** Start **

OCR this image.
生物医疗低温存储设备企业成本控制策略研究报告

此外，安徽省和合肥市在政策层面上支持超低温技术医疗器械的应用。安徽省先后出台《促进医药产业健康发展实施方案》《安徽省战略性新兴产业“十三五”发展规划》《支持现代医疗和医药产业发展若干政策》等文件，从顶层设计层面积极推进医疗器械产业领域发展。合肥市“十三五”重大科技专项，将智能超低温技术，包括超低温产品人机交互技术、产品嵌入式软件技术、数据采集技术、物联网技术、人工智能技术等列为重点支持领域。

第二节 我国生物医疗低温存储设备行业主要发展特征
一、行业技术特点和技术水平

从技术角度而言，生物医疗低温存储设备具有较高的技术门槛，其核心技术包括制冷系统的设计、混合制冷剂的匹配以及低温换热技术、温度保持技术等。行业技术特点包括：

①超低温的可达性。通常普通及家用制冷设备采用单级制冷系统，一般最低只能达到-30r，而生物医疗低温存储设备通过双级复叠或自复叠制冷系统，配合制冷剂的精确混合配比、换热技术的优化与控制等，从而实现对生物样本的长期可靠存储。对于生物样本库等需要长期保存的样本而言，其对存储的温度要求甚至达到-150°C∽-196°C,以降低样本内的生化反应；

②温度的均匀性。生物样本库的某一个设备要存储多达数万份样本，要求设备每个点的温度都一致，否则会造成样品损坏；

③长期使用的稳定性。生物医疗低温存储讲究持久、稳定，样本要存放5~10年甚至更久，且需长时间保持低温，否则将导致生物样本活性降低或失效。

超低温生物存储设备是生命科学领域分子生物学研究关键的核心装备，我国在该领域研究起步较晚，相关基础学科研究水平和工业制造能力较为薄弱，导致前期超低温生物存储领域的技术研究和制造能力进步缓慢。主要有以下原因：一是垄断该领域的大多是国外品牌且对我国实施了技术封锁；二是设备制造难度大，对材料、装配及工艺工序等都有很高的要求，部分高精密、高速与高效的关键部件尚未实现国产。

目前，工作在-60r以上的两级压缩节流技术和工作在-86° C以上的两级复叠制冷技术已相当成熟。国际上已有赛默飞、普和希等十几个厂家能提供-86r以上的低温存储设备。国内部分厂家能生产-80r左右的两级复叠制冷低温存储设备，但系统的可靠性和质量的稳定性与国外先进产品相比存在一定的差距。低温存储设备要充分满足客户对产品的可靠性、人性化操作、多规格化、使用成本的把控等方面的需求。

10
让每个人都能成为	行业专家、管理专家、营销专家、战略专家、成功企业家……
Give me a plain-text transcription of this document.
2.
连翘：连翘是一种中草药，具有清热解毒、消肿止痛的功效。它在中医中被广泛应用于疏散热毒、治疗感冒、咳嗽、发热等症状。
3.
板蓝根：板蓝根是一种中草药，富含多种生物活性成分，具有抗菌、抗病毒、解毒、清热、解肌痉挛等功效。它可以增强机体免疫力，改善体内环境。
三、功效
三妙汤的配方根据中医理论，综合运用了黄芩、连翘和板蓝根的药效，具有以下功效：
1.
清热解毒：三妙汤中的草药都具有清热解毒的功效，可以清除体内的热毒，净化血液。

** End **

*SHORT PROBLEM*
Nothing may be left out: return each entry exactly as it reads.

*SOLUTION FOR THIS TASK*
OCR this image.
生物医疗低温存储设备企业成本控制策略研究报告

此外，安徽省和合肥市在政策层面上支持超低温技术医疗器械的应用。安徽省先后出台《促进医药产业健康发展实施方案》《安徽省战略性新兴产业“十三五”发展规划》《支持现代医疗和医药产业发展若干政策》等文件，从顶层设计层面积极推进医疗器械产业领域发展。合肥市“十三五”重大科技专项，将智能超低温技术，包括超低温产品人机交互技术、产品嵌入式软件技术、数据采集技术、物联网技术、人工智能技术等列为重点支持领域。

第二节 我国生物医疗低温存储设备行业主要发展特征
一、行业技术特点和技术水平

从技术角度而言，生物医疗低温存储设备具有较高的技术门槛，其核心技术包括制冷系统的设计、混合制冷剂的匹配以及低温换热技术、温度保持技术等。行业技术特点包括：

①超低温的可达性。通常普通及家用制冷设备采用单级制冷系统，一般最低只能达到-30r，而生物医疗低温存储设备通过双级复叠或自复叠制冷系统，配合制冷剂的精确混合配比、换热技术的优化与控制等，从而实现对生物样本的长期可靠存储。对于生物样本库等需要长期保存的样本而言，其对存储的温度要求甚至达到-150°C∽-196°C,以降低样本内的生化反应；

②温度的均匀性。生物样本库的某一个设备要存储多达数万份样本，要求设备每个点的温度都一致，否则会造成样品损坏；

③长期使用的稳定性。生物医疗低温存储讲究持久、稳定，样本要存放5~10年甚至更久，且需长时间保持低温，否则将导致生物样本活性降低或失效。

超低温生物存储设备是生命科学领域分子生物学研究关键的核心装备，我国在该领域研究起步较晚，相关基础学科研究水平和工业制造能力较为薄弱，导致前期超低温生物存储领域的技术研究和制造能力进步缓慢。主要有以下原因：一是垄断该领域的大多是国外品牌且对我国实施了技术封锁；二是设备制造难度大，对材料、装配及工艺工序等都有很高的要求，部分高精密、高速与高效的关键部件尚未实现国产。

目前，工作在-60r以上的两级压缩节流技术和工作在-86° C以上的两级复叠制冷技术已相当成熟。国际上已有赛默飞、普和希等十几个厂家能提供-86r以上的低温存储设备。国内部分厂家能生产-80r左右的两级复叠制冷低温存储设备，但系统的可靠性和质量的稳定性与国外先进产品相比存在一定的差距。低温存储设备要充分满足客户对产品的可靠性、人性化操作、多规格化、使用成本的把控等方面的需求。

10
让每个人都能成为	行业专家、管理专家、营销专家、战略专家、成功企业家……
Give me a plain-text transcription of this document.
2.
连翘：连翘是一种中草药，具有清热解毒、消肿止痛的功效。它在中医中被广泛应用于疏散热毒、治疗感冒、咳嗽、发热等症状。
3.
板蓝根：板蓝根是一种中草药，富含多种生物活性成分，具有抗菌、抗病毒、解毒、清热、解肌痉挛等功效。它可以增强机体免疫力，改善体内环境。
三、功效
三妙汤的配方根据中医理论，综合运用了黄芩、连翘和板蓝根的药效，具有以下功效：
1.
清热解毒：三妙汤中的草药都具有清热解毒的功效，可以清除体内的热毒，净化血液。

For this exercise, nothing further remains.